— Instruction —
Quote the records in full and leave their pictures out.

— Record extracts —
** START **

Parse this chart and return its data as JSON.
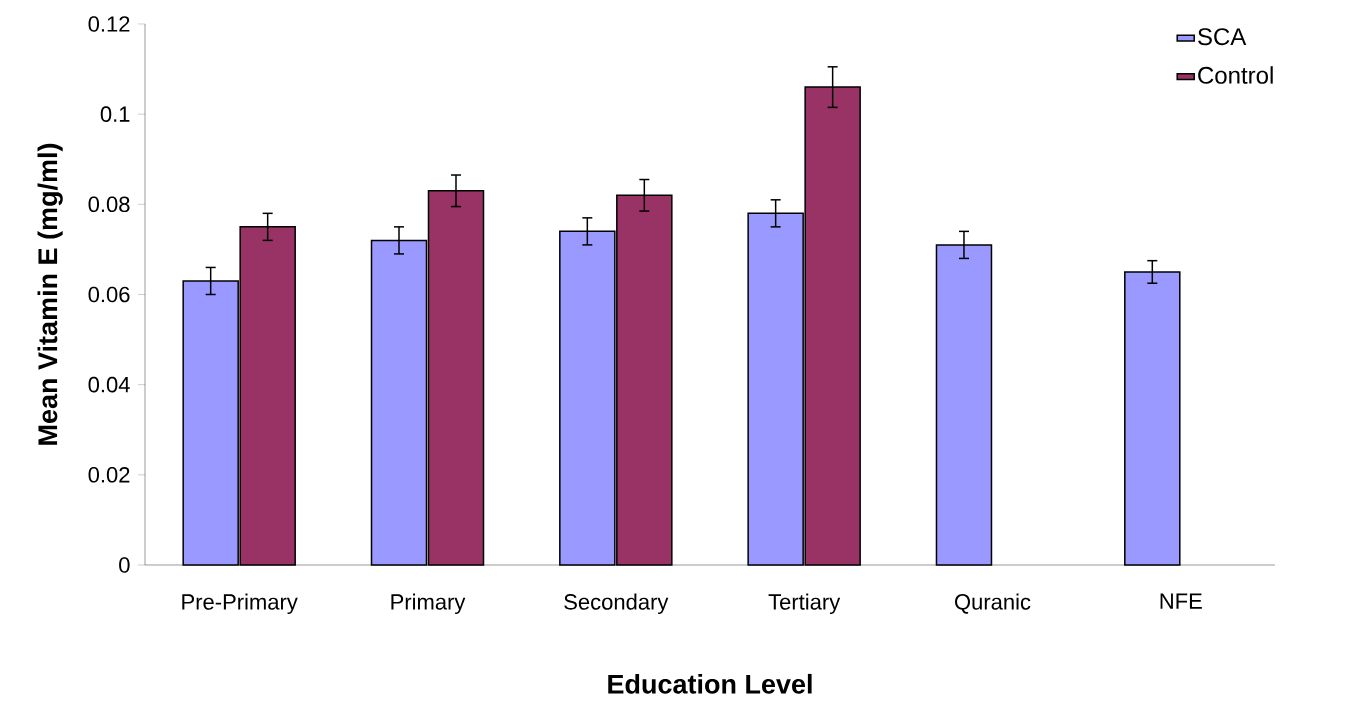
{
  "chart_data": {
    "type": "bar",
    "xlabel": "Education Level",
    "ylabel": "Mean Vitamin E (mg/ml)",
    "categories": [
      "Pre-Primary",
      "Primary",
      "Secondary",
      "Tertiary",
      "Quranic",
      "NFE"
    ],
    "series": [
      {
        "name": "SCA",
        "color": "#9999ff",
        "values": [
          0.063,
          0.072,
          0.074,
          0.078,
          0.071,
          0.065
        ],
        "errors": [
          0.003,
          0.003,
          0.003,
          0.003,
          0.003,
          0.0025
        ]
      },
      {
        "name": "Control",
        "color": "#993366",
        "values": [
          0.075,
          0.083,
          0.082,
          0.106,
          null,
          null
        ],
        "errors": [
          0.003,
          0.0035,
          0.0035,
          0.0045,
          null,
          null
        ]
      }
    ],
    "ylim": [
      0,
      0.12
    ],
    "yticks": [
      0,
      0.02,
      0.04,
      0.06,
      0.08,
      0.1,
      0.12
    ],
    "legend": "top right",
    "grid": false
  }
}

** END **

— Written solution —
Parse this chart and return its data as JSON.
{
  "chart_data": {
    "type": "bar",
    "xlabel": "Education Level",
    "ylabel": "Mean Vitamin E (mg/ml)",
    "categories": [
      "Pre-Primary",
      "Primary",
      "Secondary",
      "Tertiary",
      "Quranic",
      "NFE"
    ],
    "series": [
      {
        "name": "SCA",
        "color": "#9999ff",
        "values": [
          0.063,
          0.072,
          0.074,
          0.078,
          0.071,
          0.065
        ],
        "errors": [
          0.003,
          0.003,
          0.003,
          0.003,
          0.003,
          0.0025
        ]
      },
      {
        "name": "Control",
        "color": "#993366",
        "values": [
          0.075,
          0.083,
          0.082,
          0.106,
          null,
          null
        ],
        "errors": [
          0.003,
          0.0035,
          0.0035,
          0.0045,
          null,
          null
        ]
      }
    ],
    "ylim": [
      0,
      0.12
    ],
    "yticks": [
      0,
      0.02,
      0.04,
      0.06,
      0.08,
      0.1,
      0.12
    ],
    "legend": "top right",
    "grid": false
  }
}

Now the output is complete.